* Begin GIVEN TEXT *

Giotto, Stories from the Life of the Virgin, c. 1305, Scrovegni Chapel, Padua.

Welcome back to Scrovegni Saturday – we’re well into the story. Joachim has been rejected from the temple, and as William Caxton put it back in 1483, ‘And then Joachim, all confused for this thing, durst not go home for shame’ (POTD 66). Meanwhile, Anna is waiting at home, and an angel has announced the birth of a daughter. Joachim (not Zacharias – yes, I did stick in the wrong name last week…) gives a sacrifice to God, which is accepted, and an angel tells him to go and meet his wife at the Golden Gate. Will he go? Of course he will!

Joachim and Anna meet outside the Golden Gate to the City of Jerusalem and embrace. Giotto gives us no doubt of the fact that they are together, and united, as he doesn’t leave a single gap between the two forms. With the haloes on top of their heads, the self-contained arching form resembles nothing so much as the Golden Gate itself – which was probably Giotto’s intention. One of the epithets applied to Mary was Porta Coeli – the ‘Gate of Heaven’ – as the birth of Christ meant that we could be admitted into the presence of God. Joachim and Anna are part of that journey – the gate to the gate, if you like. 

Neither of them has come unaccompanied. One of the shepherds has made what I assume is a rare visit to the big city, probably just to make sure that Joachim actually gets there. I love the way he is slightly sheepish, just emerging into the scene from behind the picture frame: people think this type of ‘photographic’ cut-off originated with the Renaissance in the 15th Century, but as with so many other things, they learnt it from Giotto. Anna is chaperoned by her maid, who we last saw dutifully spinning on the porch. She is carrying an expensive fur-lined coat, presumably in case Joachim is chilly. As it is, he is dressed remarkably like Jesus, with a red cloak over a blue robe. There must be a reason for this – his role in our salvation is the most likely thing I can think of at the moment, but if I come up with a better idea, I’ll let you know!

And the kiss! Ah – the kiss! Always one of the true joys of this chapel, given the way he firmly clasps her shoulder, and she tenderly cradles his head between her hands, running her fingers through his beard. They go almost cross-eyed, looking at each other in such close proximity, and there is that sense of a nose-bump, narrowly avoided, as their lips touch. They just touch, with no sense of parting, and certainly no tongues – the ultimate chaste kiss. It was at this moment, some people believed, that the Virgin Mary was conceived. But very few people ever thought this – hers was not a virgin birth. However, it does represent the Immaculate Conception (POTD 71 &72), given the chastity of Anna and Joachim’s love. And let’s face it, you’re not going to show the conception in any other way, this is a chapel, for heaven’s sake, not the Palazzo Te (POTD 44 & 53). Look at the delicate transparency of Anna’s veil – and the careful attention paid to every single grey hair of Joachim’s head. It’s a miracle. It’s also the point in the story when things start to get interesting in terms of the arrangement of the paintings.

* End GIVEN TEXT *
* Begin SUPPLIED DATA *

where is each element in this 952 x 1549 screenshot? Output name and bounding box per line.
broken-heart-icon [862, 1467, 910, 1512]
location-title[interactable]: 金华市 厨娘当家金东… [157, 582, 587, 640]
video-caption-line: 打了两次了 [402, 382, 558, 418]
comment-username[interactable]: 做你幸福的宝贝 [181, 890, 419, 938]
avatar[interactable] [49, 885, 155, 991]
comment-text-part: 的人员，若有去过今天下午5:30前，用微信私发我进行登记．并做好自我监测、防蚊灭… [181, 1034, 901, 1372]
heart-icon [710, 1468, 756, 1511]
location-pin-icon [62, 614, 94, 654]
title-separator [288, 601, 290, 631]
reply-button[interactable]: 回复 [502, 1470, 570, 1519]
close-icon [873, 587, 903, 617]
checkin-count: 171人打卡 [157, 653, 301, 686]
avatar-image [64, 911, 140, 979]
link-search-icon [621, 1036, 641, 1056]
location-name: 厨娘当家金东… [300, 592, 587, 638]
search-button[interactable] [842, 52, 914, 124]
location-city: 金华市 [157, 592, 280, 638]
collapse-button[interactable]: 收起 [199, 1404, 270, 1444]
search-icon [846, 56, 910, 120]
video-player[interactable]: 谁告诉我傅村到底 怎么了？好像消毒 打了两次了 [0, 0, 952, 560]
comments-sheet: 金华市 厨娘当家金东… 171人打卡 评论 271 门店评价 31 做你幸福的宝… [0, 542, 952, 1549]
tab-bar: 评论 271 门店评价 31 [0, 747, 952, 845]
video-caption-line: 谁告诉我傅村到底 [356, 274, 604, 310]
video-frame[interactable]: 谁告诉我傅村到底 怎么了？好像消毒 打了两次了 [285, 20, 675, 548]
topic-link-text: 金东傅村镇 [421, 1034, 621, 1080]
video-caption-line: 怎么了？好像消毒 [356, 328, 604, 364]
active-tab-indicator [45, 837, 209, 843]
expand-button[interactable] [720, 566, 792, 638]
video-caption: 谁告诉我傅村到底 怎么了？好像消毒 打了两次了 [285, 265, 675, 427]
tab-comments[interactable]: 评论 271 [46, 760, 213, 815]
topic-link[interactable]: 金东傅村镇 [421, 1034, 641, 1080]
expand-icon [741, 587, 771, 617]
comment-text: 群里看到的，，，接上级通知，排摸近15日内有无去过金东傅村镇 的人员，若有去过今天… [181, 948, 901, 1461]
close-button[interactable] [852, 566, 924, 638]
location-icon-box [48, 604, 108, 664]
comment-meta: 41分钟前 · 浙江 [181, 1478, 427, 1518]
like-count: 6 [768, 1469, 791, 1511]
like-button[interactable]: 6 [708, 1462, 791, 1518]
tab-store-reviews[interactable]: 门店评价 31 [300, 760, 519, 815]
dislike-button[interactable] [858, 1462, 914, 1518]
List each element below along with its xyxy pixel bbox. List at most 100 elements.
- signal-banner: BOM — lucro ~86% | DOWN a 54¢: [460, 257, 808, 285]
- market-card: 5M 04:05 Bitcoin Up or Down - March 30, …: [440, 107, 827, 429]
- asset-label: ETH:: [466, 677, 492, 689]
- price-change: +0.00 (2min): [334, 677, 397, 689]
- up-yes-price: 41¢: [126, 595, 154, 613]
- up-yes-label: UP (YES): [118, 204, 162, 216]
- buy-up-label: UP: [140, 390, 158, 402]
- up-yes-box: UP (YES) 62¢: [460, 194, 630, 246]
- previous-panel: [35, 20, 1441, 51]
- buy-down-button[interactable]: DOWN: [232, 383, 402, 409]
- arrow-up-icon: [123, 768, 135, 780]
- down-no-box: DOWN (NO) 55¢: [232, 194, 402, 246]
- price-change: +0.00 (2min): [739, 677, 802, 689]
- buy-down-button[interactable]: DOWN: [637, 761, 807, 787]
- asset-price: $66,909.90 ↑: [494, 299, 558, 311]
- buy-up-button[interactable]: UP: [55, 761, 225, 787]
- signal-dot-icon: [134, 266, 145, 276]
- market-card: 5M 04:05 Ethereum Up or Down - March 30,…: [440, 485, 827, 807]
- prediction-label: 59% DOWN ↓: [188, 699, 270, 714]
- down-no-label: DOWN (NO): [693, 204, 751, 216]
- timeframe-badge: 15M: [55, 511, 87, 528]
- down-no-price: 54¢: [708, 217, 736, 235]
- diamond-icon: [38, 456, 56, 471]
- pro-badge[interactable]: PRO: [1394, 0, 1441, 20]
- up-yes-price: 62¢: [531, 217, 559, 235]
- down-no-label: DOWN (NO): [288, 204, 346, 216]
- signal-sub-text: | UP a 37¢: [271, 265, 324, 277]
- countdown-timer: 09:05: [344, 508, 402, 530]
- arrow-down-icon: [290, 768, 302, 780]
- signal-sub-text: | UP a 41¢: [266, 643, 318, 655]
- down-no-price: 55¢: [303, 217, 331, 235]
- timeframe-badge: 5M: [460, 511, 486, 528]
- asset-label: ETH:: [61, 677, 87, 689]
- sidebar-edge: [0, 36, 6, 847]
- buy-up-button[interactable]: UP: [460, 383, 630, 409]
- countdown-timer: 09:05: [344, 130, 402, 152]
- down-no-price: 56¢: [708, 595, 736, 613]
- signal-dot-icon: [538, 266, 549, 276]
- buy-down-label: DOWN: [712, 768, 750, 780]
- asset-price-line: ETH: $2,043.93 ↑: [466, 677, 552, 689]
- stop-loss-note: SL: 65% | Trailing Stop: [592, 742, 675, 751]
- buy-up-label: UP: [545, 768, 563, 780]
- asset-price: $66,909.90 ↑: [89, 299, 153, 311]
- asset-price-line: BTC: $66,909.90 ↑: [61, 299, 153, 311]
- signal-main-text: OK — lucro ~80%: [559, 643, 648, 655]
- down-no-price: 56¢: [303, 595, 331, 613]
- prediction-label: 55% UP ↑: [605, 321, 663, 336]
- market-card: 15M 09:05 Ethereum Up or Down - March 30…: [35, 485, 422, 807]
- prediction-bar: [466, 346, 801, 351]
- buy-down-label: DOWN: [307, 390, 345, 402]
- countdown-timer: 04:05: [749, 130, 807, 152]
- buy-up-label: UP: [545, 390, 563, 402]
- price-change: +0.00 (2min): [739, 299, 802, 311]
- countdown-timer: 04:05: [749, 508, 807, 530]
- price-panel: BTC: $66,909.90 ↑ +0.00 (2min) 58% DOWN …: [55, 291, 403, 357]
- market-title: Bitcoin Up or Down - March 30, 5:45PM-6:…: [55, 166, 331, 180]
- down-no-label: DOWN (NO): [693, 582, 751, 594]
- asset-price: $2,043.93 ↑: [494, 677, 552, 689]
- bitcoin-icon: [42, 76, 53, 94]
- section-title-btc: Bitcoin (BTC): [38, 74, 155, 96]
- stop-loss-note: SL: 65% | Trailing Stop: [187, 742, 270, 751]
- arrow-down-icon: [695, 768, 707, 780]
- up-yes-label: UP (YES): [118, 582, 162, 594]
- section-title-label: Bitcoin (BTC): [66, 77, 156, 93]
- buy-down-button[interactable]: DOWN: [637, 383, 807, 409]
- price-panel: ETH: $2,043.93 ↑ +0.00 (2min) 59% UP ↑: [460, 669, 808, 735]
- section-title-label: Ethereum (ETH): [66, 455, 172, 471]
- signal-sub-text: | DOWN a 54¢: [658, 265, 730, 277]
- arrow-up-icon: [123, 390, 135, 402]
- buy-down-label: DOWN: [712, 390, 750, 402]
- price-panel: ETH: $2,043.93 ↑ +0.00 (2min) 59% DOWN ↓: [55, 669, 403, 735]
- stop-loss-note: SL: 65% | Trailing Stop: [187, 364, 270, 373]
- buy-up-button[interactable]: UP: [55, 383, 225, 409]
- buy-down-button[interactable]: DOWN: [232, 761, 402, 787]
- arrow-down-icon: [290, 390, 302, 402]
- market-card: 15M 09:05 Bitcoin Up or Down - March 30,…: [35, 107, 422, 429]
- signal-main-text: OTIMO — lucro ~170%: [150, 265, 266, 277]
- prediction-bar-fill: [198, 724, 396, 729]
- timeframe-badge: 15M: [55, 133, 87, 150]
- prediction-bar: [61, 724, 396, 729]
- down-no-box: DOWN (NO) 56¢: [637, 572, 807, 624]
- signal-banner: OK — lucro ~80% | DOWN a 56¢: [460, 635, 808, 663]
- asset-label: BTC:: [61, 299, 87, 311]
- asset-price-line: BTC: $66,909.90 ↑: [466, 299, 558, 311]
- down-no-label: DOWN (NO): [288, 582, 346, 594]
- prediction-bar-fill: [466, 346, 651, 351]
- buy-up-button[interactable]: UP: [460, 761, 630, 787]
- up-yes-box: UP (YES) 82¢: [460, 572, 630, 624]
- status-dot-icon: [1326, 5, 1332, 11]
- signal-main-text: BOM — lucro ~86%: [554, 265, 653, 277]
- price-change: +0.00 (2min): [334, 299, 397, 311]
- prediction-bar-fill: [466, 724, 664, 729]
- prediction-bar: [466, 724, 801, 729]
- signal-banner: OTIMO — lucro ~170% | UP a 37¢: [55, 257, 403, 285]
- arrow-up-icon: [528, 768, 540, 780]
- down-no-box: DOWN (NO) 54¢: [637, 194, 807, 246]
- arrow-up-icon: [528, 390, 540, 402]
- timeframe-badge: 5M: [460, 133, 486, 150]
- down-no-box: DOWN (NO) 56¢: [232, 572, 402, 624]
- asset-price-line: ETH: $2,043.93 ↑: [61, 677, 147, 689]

* End SUPPLIED DATA *

=== YOUR TASK ===
Retype the passage from the text on Giotto's Golden Gate fresco, starting with "Neither of them" and going on through "let you know!".

=== RESULT BELOW ===
Neither of them has come unaccompanied. One of the shepherds has made what I assume is a rare visit to the big city, probably just to make sure that Joachim actually gets there. I love the way he is slightly sheepish, just emerging into the scene from behind the picture frame: people think this type of ‘photographic’ cut-off originated with the Renaissance in the 15th Century, but as with so many other things, they learnt it from Giotto. Anna is chaperoned by her maid, who we last saw dutifully spinning on the porch. She is carrying an expensive fur-lined coat, presumably in case Joachim is chilly. As it is, he is dressed remarkably like Jesus, with a red cloak over a blue robe. There must be a reason for this – his role in our salvation is the most likely thing I can think of at the moment, but if I come up with a better idea, I’ll let you know!